__Exercise requirements__
In the sailboat's backstory post, copy the part from "I’d prefer to" to "Andrew to forget.", changing "cabinets" to "cupboards" wherever it occurs.
━━━ Excerpted text
Like a Mail Order Bride, By Sonrisa
A Backstory Post
Getting to Know Each Other
November 2012
I started my “refit” story a while ago with a series of posts all about how I went about choosing Andrew and Leslie as my new sailors in the first place. We left off the night I changed hands from my former owners to Andrew and Leslie as they try to park me in my slip for the very first time. Yes, yes, I am very judgy. Or maybe I’m choosy. Call it what you will. All I know is that the night I first went home with them, we made it into our slip and everyone including me heaved a sigh of relief knowing we’d made it without inflicting damage on my hull or anyone else’s. Andrew and Leslie cracked open a bottle of ceremonial Sailor Jerry Rum, and made their first inaugural loop around my deck, christening me as theirs and offering Neptune respect in hopeful exchange of his future mercy. With this procedure complete, all we could do is sit in our slip together and act awkward while avoiding each other’s direct eye contact. What is the first step to really getting to know your new sailors?
I’d prefer to go sailing, but early the next morning Andrew and Leslie decide they’d rather play the “Guess what this Thing is” game. They start peeling apart each and every one of my cabinets, taking stock of all my Things. Things for sailing, things for fixing, things for not sinking. Things, things, things. “What is in here, Sonrisa?” Andrew asks as he dangles head first into one of the deepest lockers in my cockpit.
“Lots of things!” I say, even I have no idea what all is tucked away. “Remember what Steve told you.” I remind Andrew. I don’t want Andrew to forget.
“If there is one piece of advice I can give you,” Steve the Cheerful-Chain-Smoker-Broker told them as they part from delivering me to my new slip, “it is to never throw anything away that you find on a sailboat until you know for sure what it is.”
This is excellent advice. I am stocked full with all manner of spare parts and pieces, useful drib-drabs of sailing that a landlubber would never understand or know anything about until they find themselves 1100 miles out to sea and wondering if they might have just the right piece to fix…..whatever it might be. So, yeah, don’t throw anything away. Next thing I know, Andrew has taken everything out of my starboard cockpit lazarette and laid it all out on the dock in a row. It’s empty and he’s standing in the bottom of my hull with his head poking out.
━━━━━━
━━━ Data excerpts
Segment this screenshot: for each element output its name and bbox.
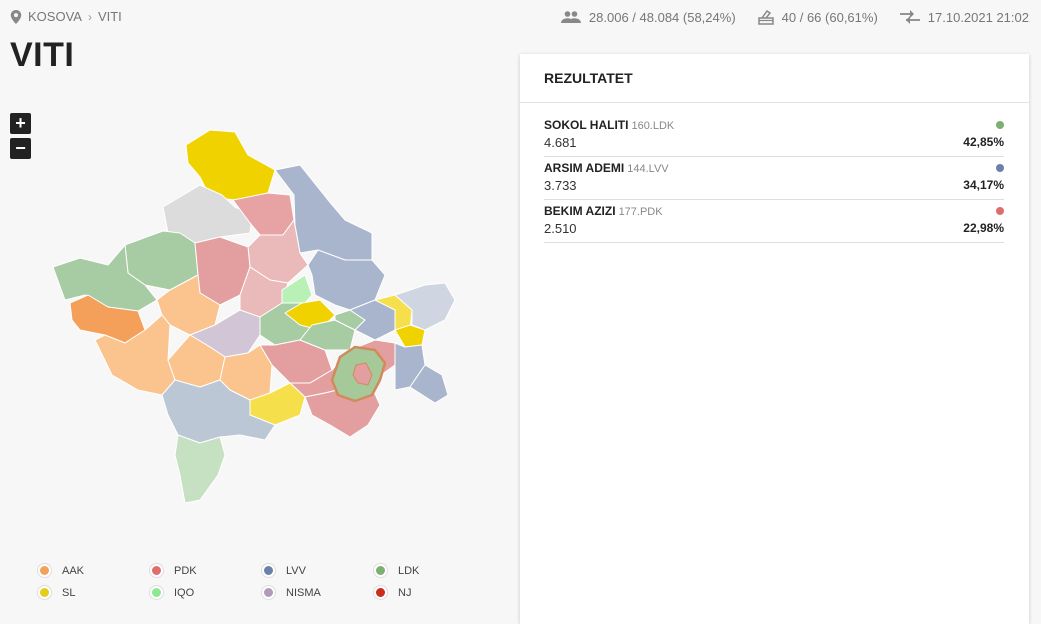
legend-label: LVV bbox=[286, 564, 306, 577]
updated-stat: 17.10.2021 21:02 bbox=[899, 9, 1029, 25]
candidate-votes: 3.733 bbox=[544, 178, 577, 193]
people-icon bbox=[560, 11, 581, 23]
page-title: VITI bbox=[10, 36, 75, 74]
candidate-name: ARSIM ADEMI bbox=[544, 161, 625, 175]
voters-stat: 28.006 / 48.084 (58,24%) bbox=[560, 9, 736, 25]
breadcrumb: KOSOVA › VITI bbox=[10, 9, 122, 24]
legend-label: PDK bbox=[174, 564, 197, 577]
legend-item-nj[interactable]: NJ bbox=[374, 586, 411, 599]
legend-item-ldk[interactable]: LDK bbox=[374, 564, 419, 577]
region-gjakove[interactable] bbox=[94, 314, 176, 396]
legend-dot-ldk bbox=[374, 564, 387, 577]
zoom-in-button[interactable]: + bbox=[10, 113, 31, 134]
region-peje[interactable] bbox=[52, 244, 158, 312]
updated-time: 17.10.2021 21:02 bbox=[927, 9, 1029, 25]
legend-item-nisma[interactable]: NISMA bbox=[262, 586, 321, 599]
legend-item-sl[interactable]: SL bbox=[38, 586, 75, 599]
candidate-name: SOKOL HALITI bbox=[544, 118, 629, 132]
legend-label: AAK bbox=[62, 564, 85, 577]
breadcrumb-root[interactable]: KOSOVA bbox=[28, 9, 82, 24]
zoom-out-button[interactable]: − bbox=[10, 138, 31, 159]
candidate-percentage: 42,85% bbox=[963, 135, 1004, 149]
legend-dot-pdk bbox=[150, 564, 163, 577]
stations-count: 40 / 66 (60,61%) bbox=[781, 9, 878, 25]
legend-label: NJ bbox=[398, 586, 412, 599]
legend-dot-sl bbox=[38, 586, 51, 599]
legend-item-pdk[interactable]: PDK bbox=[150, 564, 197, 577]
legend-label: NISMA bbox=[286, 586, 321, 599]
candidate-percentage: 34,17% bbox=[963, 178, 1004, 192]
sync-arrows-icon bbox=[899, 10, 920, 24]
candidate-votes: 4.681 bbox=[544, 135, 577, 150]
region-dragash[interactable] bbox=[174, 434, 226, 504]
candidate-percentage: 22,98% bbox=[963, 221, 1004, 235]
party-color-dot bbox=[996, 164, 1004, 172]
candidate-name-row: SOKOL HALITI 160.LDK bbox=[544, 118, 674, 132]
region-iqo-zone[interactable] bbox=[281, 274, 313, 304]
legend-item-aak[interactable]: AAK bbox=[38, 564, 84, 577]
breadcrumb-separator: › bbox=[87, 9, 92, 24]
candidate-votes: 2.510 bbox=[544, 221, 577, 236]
━━━━━━
__Solved exercise__
I’d prefer to go sailing, but early the next morning Andrew and Leslie decide they’d rather play the “Guess what this Thing is” game. They start peeling apart each and every one of my cupboards, taking stock of all my Things. Things for sailing, things for fixing, things for not sinking. Things, things, things. “What is in here, Sonrisa?” Andrew asks as he dangles head first into one of the deepest lockers in my cockpit.
“Lots of things!” I say, even I have no idea what all is tucked away. “Remember what Steve told you.” I remind Andrew. I don’t want Andrew to forget.